# start of Page text

You replaced a 4 TB drive in your Synology SHR array with an 8 TB drive. The rebuild started, ran for a while — and then stopped. DSM shows Degraded, Crashed, or the progress bar has not moved in hours. The NAS may have become unresponsive entirely. This article covers data recovery after an SHR rebuild crash: what actually happened inside the array, how to read the current state without making it worse, and how to get your files back.

Before Touching Anything
Three actions feel logical when a rebuild freezes — and all three can turn a recoverable situation into a permanent one:
Rebooting the NAS
A degraded array holds its member state in memory. A reboot forces mdadm to re-read superblocks from disk — if those superblocks are out of sync due to the interrupted rebuild, the array may fail to reassemble at all after the reboot.
Pulling drives
Even the drive DSM marks as Faulty. Removing a member changes the array count and triggers mdadm to update superblocks on remaining drives, recording the removal as a permanent event. This can permanently exclude a drive that was actually readable.
Clicking Repair in Storage Manager
Repair starts a new rebuild attempt. If the original rebuild failed due to read errors on an existing drive, a second attempt reads the same sectors again — extending the damage on an already stressed drive and risking a second failure.
Force-powering off
A hard power cut during an active (even frozen) rebuild can write partial parity blocks to the new drive, leaving the array in a state where neither the old nor new data is consistent. Always use DSM’s shutdown procedure if the interface is still accessible.
Running fsck or btrfs check
Filesystem repair tools operate on the volume layer — one level above the array. Running them on a degraded array means they read reconstructed data that may contain parity errors, and can write corrupted metadata back to disk.

# end of Page text
# start of Supplied material

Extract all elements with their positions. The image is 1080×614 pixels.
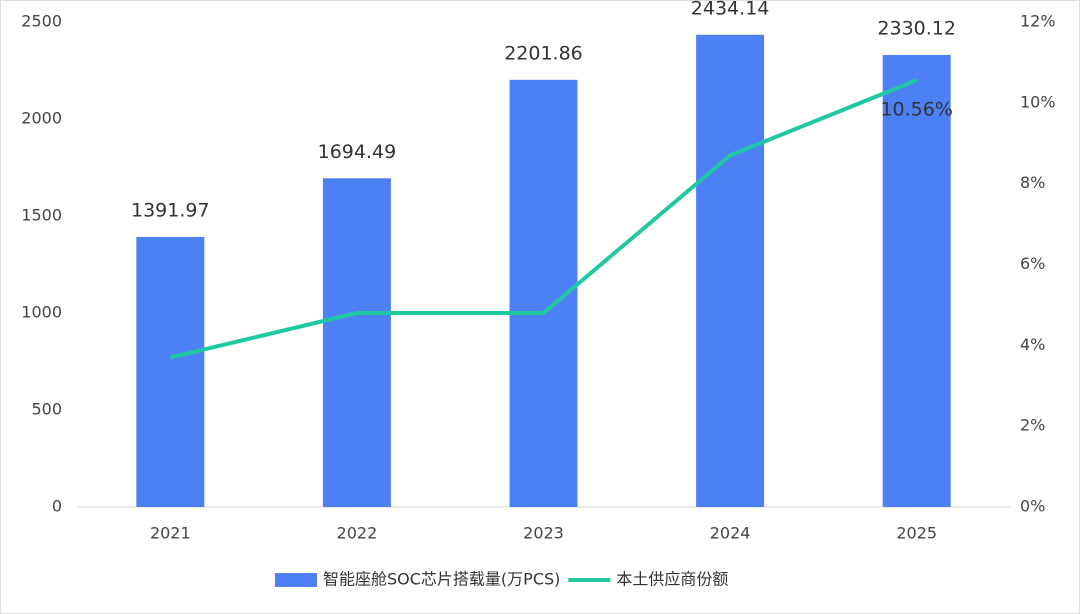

# end of Supplied material

## Problems:
- 1) In the Synology rebuild article, reproduce the passage that opens with the words containing "You replaced a" and closes with "after the reboot.", substituting "DiskStation Manager" for every occurrence of "DSM".
- 2) Proceed with the article on Synology SHR rebuild crashes from the point at which it stops.

## Expected outputs:
- 1)
You replaced a 4 TB drive in your Synology SHR array with an 8 TB drive. The rebuild started, ran for a while — and then stopped. DiskStation Manager shows Degraded, Crashed, or the progress bar has not moved in hours. The NAS may have become unresponsive entirely. This article covers data recovery after an SHR rebuild crash: what actually happened inside the array, how to read the current state without making it worse, and how to get your files back.

Before Touching Anything
Three actions feel logical when a rebuild freezes — and all three can turn a recoverable situation into a permanent one:
Rebooting the NAS
A degraded array holds its member state in memory. A reboot forces mdadm to re-read superblocks from disk — if those superblocks are out of sync due to the interrupted rebuild, the array may fail to reassemble at all after the reboot.

- 2)
Adding another drive
Inserting a spare drive into a Crashed array causes DSM to attempt an automatic rebuild. Without understanding why the first rebuild failed, a second attempt runs into the same problem — and now with one more round of full-array reads on already stressed hardware.
Why the Rebuild Failed
When SHR replaces a drive of a different capacity, it does significantly more than copy data. The sequence looks like this:
mdadm reads all data partitions from the remaining drives at sustained sequential throughput — for hours or days on multi-terabyte arrays.
Parity is computed and written to the new drive. For SHR with mixed drive sizes, mdadm uses multiple md devices of different sizes stacked together, so parity calculation is more complex than in a fixed-geometry RAID 5.
LVM recalculates Physical Extent allocation across the expanded storage pool. If the new drive is larger, this means remapping the Volume Group layout — a separate operation that runs in parallel with or after the mdadm rebuild.
Any error at any stage aborts the sequence. Three root causes account for the majority of SHR rebuild failures:
Unrecoverable Read Errors (URE)
Consumer drives have a URE rate of roughly 1 in 1014 bits read. On a 4 TB drive, this means a statistically likely read error somewhere during a full sequential pass. During normal operation these sectors are rarely touched. During a rebuild, every sector is read — and a single unreadable sector stops parity computation for the entire stripe. The drive does not have to fail; it just has to produce one read error at the wrong moment.
SATA timeouts under load
A cable or backplane connection that is marginal under normal workloads can fail consistently under the sustained high-throughput reads of a rebuild. The kernel logs a SATA error, mdadm interprets the drive as unreachable, and marks it as Faulty — even though the drive itself is physically healthy. The drive comes back after a reconnect, but mdadm has already removed it from the array.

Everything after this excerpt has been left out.